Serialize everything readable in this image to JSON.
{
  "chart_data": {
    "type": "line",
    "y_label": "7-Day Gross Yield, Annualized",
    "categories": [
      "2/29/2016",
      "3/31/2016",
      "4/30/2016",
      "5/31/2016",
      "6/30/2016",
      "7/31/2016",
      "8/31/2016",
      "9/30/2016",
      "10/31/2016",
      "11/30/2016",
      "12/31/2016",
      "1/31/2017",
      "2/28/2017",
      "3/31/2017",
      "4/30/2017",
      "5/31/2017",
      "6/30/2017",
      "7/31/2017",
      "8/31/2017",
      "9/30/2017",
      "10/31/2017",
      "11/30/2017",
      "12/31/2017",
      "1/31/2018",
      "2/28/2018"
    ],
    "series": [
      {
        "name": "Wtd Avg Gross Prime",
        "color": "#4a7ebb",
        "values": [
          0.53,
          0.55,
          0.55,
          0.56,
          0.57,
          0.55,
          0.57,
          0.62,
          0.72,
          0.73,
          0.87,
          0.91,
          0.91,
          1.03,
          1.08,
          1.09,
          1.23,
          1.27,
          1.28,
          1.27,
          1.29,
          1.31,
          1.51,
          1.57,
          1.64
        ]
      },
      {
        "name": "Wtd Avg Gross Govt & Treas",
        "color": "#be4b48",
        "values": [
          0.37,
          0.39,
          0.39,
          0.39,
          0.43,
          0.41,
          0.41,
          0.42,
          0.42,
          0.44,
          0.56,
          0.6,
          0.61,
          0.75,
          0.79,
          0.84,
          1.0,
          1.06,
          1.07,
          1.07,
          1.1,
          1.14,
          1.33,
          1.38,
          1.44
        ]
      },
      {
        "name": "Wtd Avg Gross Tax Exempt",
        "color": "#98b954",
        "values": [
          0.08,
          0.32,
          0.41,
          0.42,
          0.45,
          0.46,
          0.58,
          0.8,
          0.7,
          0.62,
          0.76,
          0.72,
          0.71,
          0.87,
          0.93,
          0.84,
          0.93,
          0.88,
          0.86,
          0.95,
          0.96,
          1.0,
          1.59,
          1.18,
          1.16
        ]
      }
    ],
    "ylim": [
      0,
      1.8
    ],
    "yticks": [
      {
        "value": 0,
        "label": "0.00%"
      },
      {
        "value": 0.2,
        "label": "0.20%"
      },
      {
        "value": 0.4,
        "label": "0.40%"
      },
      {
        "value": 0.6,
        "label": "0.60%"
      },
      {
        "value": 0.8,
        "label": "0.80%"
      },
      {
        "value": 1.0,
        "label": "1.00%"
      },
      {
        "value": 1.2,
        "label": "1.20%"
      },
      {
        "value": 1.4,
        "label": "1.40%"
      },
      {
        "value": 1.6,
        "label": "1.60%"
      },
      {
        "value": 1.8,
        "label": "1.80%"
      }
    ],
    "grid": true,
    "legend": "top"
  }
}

----------------------------------------

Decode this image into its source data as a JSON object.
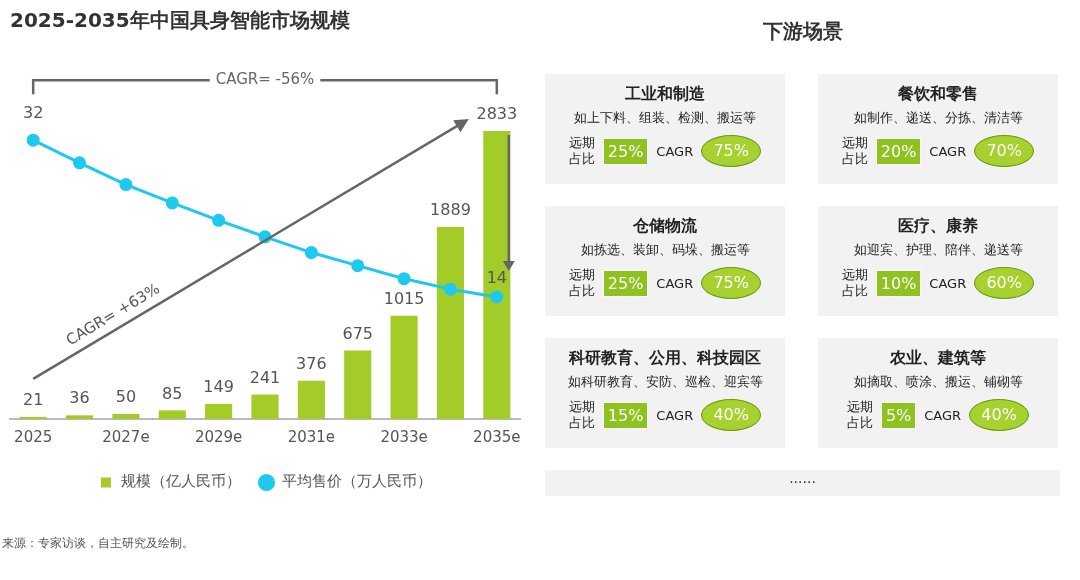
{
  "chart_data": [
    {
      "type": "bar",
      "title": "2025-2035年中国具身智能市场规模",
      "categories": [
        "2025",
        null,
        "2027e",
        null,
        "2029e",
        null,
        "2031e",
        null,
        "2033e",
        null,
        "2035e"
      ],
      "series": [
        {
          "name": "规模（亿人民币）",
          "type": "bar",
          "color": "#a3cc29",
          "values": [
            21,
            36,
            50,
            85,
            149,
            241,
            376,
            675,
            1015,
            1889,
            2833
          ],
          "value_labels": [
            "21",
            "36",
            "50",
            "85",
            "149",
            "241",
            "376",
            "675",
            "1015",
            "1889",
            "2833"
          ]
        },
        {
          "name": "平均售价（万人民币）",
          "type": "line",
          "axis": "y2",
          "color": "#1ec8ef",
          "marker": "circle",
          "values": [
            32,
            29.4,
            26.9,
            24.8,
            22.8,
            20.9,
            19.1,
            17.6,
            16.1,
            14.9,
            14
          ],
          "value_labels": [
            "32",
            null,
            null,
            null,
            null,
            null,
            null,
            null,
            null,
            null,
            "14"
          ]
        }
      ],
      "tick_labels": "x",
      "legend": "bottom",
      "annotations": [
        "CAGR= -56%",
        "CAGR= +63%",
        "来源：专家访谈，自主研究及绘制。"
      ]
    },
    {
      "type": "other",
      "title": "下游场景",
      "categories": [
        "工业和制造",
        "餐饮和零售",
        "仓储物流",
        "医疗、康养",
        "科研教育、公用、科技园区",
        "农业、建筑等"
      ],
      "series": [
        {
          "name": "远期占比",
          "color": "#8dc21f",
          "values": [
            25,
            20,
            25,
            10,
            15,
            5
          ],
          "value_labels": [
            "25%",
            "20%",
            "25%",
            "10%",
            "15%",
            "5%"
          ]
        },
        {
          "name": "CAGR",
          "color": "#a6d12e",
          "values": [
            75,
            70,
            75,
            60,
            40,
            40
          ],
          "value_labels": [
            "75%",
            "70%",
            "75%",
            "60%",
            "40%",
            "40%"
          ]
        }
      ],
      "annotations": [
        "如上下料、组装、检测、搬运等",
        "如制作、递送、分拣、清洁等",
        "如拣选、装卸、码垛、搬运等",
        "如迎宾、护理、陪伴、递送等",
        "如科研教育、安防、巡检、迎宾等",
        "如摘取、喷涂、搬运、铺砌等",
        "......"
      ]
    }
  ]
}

----------------------------------------

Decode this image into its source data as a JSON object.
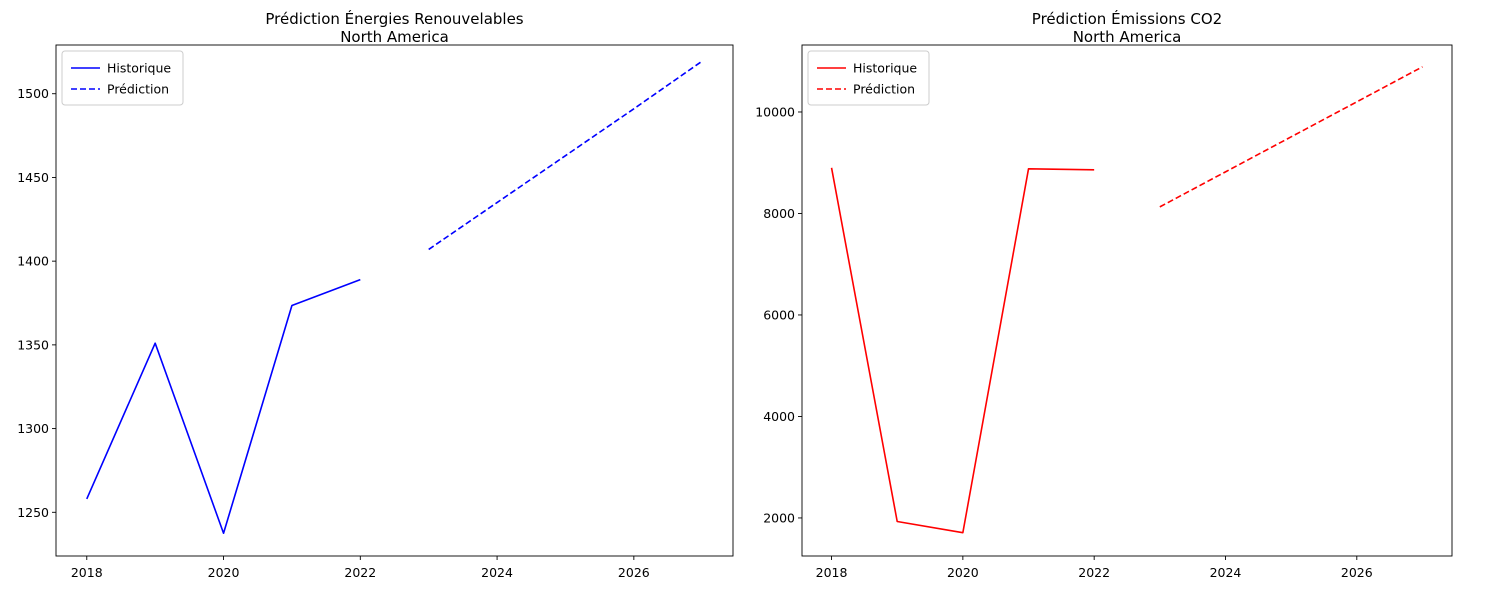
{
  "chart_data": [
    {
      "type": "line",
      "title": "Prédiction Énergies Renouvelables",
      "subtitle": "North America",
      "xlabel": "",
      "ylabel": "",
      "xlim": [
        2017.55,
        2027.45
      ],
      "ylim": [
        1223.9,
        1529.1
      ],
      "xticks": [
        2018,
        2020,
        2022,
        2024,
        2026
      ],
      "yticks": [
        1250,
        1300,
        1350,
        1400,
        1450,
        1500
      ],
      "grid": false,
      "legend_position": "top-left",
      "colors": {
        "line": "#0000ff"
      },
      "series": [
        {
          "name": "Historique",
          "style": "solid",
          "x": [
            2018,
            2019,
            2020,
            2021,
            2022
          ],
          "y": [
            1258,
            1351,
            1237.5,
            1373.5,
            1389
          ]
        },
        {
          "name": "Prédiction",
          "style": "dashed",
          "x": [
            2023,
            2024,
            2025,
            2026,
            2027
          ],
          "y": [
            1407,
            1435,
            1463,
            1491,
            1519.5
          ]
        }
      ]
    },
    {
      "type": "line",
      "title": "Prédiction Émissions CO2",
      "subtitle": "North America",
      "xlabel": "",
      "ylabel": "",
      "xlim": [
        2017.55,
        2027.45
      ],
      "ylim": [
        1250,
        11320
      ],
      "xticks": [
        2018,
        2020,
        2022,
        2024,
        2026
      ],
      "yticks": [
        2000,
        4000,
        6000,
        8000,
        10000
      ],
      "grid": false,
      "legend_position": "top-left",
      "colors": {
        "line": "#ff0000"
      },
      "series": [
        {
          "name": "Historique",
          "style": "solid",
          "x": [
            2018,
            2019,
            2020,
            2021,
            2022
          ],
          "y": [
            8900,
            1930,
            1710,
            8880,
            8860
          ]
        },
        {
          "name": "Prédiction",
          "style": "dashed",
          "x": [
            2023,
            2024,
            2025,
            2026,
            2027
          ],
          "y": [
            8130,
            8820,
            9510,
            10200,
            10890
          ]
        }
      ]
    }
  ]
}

----------------------------------------

* [What is being asked]: Report only the number of lines in the data above that contain "name".

* [Exercise answer]: 11